[Stored data entries]
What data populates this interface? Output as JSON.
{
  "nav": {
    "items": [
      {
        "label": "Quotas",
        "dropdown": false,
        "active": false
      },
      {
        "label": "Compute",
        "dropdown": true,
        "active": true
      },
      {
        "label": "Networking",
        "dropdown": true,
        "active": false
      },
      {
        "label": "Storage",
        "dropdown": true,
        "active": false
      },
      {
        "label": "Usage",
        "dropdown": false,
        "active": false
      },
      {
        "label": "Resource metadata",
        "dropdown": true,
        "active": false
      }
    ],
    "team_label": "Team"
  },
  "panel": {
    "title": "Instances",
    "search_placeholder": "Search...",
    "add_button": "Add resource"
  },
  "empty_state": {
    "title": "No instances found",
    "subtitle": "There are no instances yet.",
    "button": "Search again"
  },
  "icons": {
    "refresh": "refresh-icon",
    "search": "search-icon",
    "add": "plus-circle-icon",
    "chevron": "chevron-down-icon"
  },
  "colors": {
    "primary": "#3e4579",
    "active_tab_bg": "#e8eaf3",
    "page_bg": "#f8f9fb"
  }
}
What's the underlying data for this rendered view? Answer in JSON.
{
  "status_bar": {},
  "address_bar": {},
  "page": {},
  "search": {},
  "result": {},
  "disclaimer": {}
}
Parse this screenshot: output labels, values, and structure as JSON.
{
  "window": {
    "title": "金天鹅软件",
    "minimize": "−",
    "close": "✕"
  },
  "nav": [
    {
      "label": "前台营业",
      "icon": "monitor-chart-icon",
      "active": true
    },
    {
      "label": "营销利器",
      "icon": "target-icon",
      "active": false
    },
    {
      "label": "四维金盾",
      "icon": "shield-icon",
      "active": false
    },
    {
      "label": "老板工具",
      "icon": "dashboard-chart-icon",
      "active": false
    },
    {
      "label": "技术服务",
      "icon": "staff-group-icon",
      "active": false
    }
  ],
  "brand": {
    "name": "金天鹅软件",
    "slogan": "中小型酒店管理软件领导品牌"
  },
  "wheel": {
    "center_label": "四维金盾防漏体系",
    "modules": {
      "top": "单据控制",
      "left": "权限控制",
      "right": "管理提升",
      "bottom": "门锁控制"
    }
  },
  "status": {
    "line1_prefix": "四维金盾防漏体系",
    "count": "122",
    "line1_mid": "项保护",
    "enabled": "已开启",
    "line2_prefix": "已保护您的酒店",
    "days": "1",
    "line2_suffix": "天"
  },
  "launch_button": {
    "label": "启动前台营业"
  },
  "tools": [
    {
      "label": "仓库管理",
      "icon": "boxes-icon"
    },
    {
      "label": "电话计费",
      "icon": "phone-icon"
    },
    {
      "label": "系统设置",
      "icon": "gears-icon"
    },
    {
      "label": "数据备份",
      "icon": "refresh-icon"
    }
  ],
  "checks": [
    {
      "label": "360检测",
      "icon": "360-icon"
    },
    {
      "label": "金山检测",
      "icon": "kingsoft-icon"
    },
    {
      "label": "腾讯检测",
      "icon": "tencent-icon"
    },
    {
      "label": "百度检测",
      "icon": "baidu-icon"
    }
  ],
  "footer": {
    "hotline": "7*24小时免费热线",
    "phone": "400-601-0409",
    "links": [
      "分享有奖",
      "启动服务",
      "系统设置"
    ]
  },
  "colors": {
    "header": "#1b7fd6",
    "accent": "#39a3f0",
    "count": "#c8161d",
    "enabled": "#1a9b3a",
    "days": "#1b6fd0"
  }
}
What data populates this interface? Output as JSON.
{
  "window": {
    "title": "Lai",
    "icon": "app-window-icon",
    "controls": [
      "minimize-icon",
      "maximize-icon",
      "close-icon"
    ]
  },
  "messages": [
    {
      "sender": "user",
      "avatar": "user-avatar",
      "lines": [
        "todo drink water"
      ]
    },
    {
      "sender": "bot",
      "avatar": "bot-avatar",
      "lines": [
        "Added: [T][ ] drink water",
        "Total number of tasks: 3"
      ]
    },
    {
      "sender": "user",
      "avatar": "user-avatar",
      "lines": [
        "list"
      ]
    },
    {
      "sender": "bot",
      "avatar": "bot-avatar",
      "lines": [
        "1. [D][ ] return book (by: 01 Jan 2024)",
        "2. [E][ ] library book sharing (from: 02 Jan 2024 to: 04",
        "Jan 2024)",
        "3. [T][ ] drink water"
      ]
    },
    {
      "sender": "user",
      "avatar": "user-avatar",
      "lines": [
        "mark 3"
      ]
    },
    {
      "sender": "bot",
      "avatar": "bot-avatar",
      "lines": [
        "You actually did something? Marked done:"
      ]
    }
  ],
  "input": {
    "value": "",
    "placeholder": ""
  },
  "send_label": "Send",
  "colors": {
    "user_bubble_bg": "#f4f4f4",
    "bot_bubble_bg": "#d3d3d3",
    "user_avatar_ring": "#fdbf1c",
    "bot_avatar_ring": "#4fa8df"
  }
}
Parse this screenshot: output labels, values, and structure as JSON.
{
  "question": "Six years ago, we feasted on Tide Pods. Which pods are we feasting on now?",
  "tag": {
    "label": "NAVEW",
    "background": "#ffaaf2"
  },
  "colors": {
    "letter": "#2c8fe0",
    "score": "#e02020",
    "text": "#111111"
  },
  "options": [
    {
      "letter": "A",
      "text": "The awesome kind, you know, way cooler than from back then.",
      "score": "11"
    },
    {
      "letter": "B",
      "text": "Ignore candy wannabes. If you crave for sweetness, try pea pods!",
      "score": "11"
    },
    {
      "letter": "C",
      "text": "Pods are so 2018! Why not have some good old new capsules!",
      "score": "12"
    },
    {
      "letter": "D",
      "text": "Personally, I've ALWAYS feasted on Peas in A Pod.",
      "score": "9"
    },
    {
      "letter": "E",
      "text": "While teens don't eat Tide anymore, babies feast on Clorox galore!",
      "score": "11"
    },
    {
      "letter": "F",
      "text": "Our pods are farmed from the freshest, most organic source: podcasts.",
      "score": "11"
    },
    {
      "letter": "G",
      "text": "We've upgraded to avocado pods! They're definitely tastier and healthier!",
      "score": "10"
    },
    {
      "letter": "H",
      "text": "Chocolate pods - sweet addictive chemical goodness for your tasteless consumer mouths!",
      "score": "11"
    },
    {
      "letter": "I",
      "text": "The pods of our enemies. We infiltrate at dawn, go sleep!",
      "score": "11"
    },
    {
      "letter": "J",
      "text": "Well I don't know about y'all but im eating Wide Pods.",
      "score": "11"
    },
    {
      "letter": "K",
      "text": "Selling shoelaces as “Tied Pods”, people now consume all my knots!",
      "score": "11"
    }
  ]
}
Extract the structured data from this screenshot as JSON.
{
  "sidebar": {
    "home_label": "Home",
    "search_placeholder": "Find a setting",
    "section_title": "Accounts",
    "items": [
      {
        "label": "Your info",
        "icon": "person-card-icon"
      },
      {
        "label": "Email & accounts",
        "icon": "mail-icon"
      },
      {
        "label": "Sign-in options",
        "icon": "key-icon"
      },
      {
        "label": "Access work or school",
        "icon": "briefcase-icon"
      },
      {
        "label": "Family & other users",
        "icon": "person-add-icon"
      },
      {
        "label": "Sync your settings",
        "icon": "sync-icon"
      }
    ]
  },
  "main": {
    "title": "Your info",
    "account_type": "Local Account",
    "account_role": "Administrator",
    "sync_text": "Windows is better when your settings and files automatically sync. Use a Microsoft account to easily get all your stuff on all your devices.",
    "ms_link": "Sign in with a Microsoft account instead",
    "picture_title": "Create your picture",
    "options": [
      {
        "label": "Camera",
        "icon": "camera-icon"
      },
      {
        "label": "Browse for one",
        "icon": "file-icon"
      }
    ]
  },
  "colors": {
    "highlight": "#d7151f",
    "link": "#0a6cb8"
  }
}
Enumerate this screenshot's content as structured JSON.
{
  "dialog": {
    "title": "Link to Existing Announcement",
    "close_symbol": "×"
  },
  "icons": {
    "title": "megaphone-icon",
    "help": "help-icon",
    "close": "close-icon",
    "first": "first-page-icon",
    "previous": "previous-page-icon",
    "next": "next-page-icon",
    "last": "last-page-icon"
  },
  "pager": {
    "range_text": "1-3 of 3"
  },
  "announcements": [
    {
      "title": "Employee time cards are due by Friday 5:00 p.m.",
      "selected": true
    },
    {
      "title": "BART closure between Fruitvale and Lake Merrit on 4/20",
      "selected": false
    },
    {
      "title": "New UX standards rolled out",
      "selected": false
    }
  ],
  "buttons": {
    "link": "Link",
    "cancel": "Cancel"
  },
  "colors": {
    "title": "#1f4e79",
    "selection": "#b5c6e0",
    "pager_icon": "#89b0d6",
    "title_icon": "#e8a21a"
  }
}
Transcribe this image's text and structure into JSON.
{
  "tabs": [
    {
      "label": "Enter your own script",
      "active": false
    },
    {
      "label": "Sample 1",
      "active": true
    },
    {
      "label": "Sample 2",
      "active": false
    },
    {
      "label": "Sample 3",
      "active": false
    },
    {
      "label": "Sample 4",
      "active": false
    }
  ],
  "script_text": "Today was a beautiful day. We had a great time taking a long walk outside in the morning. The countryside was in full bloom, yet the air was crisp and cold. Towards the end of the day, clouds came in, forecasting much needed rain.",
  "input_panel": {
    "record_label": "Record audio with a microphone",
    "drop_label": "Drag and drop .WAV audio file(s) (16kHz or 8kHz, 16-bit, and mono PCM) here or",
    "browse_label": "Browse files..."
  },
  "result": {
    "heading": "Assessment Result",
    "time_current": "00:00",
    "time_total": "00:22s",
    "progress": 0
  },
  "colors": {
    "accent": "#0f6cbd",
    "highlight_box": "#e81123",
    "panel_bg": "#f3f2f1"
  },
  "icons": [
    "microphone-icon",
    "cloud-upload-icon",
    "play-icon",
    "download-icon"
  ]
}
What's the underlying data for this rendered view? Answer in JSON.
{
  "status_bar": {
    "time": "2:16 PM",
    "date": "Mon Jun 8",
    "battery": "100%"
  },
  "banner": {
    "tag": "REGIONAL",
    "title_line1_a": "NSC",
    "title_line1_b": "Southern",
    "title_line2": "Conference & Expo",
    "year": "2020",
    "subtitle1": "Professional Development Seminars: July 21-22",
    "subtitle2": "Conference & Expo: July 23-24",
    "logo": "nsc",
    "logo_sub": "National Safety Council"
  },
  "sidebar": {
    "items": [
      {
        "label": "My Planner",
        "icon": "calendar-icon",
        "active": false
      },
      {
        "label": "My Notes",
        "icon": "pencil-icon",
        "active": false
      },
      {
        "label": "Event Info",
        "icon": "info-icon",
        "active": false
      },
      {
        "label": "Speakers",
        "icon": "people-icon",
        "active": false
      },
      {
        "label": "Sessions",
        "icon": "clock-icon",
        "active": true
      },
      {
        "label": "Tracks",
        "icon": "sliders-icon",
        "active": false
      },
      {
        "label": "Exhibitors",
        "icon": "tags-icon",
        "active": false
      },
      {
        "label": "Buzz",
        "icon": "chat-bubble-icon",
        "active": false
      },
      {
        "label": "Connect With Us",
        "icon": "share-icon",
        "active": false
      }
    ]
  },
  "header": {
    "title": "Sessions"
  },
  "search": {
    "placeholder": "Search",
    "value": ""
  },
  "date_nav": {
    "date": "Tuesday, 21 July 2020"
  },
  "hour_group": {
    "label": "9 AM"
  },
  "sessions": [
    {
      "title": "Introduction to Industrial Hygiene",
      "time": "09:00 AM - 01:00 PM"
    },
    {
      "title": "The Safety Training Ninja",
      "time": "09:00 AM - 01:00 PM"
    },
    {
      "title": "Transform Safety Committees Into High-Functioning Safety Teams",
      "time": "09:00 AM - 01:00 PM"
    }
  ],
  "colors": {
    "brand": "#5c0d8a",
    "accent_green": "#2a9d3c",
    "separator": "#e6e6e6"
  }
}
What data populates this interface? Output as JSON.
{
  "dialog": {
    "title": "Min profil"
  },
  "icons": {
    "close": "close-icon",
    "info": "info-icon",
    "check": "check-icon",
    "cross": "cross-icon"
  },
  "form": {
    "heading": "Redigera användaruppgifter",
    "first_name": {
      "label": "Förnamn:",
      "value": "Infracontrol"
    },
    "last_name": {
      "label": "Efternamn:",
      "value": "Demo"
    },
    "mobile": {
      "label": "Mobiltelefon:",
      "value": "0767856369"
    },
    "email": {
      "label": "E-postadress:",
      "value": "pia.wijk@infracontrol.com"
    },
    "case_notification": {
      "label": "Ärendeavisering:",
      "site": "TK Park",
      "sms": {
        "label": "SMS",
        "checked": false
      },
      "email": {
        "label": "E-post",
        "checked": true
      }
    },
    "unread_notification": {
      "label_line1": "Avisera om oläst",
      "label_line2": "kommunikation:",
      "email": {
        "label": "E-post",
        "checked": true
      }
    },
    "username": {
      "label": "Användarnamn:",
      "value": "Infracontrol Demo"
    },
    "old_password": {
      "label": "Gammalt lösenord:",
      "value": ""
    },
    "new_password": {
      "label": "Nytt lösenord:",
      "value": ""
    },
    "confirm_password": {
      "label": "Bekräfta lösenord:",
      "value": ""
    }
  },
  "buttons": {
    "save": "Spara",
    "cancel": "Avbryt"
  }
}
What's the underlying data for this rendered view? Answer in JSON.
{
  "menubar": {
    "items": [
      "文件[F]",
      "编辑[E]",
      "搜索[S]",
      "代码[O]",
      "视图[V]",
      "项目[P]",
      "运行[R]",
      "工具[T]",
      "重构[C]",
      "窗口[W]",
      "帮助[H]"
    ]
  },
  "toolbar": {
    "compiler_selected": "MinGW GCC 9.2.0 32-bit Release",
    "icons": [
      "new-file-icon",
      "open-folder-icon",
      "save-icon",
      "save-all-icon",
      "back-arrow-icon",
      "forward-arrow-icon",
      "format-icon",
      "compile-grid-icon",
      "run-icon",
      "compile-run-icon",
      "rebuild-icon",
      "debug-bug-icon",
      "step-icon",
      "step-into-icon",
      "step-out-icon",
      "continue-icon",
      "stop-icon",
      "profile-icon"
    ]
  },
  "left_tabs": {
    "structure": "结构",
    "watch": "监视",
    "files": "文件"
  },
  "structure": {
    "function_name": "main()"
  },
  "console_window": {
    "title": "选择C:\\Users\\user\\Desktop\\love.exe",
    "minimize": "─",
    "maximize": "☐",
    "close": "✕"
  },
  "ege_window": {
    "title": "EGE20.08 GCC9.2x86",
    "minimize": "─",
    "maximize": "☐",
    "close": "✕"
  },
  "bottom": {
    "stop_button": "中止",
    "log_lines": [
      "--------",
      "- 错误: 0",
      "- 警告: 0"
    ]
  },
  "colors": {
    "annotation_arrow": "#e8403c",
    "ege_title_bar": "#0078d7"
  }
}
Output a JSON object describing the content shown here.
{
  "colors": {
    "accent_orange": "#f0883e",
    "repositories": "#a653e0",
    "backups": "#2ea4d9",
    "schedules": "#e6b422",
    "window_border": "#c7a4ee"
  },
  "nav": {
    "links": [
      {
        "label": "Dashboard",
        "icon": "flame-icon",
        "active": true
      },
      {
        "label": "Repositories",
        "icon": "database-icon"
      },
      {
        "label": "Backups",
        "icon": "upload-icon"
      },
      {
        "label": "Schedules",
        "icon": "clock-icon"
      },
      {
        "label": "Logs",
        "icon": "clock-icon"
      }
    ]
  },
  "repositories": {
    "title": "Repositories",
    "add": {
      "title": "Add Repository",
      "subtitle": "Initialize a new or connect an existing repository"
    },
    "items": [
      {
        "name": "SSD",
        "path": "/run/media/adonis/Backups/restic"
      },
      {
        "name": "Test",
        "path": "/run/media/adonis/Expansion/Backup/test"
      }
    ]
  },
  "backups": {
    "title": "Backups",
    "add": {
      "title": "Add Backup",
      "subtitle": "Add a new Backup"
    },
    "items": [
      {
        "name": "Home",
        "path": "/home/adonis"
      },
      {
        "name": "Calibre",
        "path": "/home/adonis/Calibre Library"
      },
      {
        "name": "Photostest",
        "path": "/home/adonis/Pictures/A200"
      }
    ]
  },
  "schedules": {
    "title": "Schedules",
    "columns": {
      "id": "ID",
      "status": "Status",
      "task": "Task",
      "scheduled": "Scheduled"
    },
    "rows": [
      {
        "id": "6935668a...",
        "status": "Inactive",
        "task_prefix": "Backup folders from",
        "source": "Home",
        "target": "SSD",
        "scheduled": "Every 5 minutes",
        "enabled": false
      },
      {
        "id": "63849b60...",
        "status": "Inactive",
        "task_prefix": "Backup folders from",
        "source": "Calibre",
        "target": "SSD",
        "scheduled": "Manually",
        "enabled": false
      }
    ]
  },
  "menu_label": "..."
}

# THE REQUEST
Go through the material and select each line with the string "minimize" in it.

# CORRECT OUTPUT
    "minimize": "−",
      "minimize-icon",
    "minimize": "─",
    "minimize": "─",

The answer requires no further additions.